>> start Data to use

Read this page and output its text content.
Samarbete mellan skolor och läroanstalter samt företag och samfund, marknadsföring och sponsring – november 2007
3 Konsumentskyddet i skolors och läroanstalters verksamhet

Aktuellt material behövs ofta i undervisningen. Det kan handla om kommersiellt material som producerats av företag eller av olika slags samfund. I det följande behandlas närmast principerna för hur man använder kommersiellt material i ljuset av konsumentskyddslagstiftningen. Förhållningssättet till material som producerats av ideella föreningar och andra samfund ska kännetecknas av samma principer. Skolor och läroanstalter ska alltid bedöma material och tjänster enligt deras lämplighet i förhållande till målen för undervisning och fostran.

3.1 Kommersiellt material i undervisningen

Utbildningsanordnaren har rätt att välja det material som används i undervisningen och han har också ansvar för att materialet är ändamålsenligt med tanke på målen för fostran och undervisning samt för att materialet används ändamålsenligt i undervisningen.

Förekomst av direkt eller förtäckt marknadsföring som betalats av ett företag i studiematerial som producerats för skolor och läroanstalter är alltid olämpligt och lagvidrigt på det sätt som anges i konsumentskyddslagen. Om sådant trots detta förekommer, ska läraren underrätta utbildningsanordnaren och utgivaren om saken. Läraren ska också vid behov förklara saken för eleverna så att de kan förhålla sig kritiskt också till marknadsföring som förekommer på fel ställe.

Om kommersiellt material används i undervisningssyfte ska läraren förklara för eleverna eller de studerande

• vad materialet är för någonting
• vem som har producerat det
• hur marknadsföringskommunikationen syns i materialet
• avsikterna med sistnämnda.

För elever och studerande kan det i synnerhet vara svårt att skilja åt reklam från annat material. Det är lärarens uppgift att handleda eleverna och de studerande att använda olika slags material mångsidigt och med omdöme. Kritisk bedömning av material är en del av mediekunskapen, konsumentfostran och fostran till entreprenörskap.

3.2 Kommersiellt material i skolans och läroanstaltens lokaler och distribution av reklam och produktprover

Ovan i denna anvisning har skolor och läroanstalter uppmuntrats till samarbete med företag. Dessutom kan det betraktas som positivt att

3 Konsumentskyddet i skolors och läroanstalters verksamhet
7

>> end Data to use

**Your instructions**
Recopy the entries above in their entirety, exactly.

**Expected answer**
Read this page and output its text content.
Samarbete mellan skolor och läroanstalter samt företag och samfund, marknadsföring och sponsring – november 2007
3 Konsumentskyddet i skolors och läroanstalters verksamhet

Aktuellt material behövs ofta i undervisningen. Det kan handla om kommersiellt material som producerats av företag eller av olika slags samfund. I det följande behandlas närmast principerna för hur man använder kommersiellt material i ljuset av konsumentskyddslagstiftningen. Förhållningssättet till material som producerats av ideella föreningar och andra samfund ska kännetecknas av samma principer. Skolor och läroanstalter ska alltid bedöma material och tjänster enligt deras lämplighet i förhållande till målen för undervisning och fostran.

3.1 Kommersiellt material i undervisningen

Utbildningsanordnaren har rätt att välja det material som används i undervisningen och han har också ansvar för att materialet är ändamålsenligt med tanke på målen för fostran och undervisning samt för att materialet används ändamålsenligt i undervisningen.

Förekomst av direkt eller förtäckt marknadsföring som betalats av ett företag i studiematerial som producerats för skolor och läroanstalter är alltid olämpligt och lagvidrigt på det sätt som anges i konsumentskyddslagen. Om sådant trots detta förekommer, ska läraren underrätta utbildningsanordnaren och utgivaren om saken. Läraren ska också vid behov förklara saken för eleverna så att de kan förhålla sig kritiskt också till marknadsföring som förekommer på fel ställe.

Om kommersiellt material används i undervisningssyfte ska läraren förklara för eleverna eller de studerande

• vad materialet är för någonting
• vem som har producerat det
• hur marknadsföringskommunikationen syns i materialet
• avsikterna med sistnämnda.

För elever och studerande kan det i synnerhet vara svårt att skilja åt reklam från annat material. Det är lärarens uppgift att handleda eleverna och de studerande att använda olika slags material mångsidigt och med omdöme. Kritisk bedömning av material är en del av mediekunskapen, konsumentfostran och fostran till entreprenörskap.

3.2 Kommersiellt material i skolans och läroanstaltens lokaler och distribution av reklam och produktprover

Ovan i denna anvisning har skolor och läroanstalter uppmuntrats till samarbete med företag. Dessutom kan det betraktas som positivt att

3 Konsumentskyddet i skolors och läroanstalters verksamhet
7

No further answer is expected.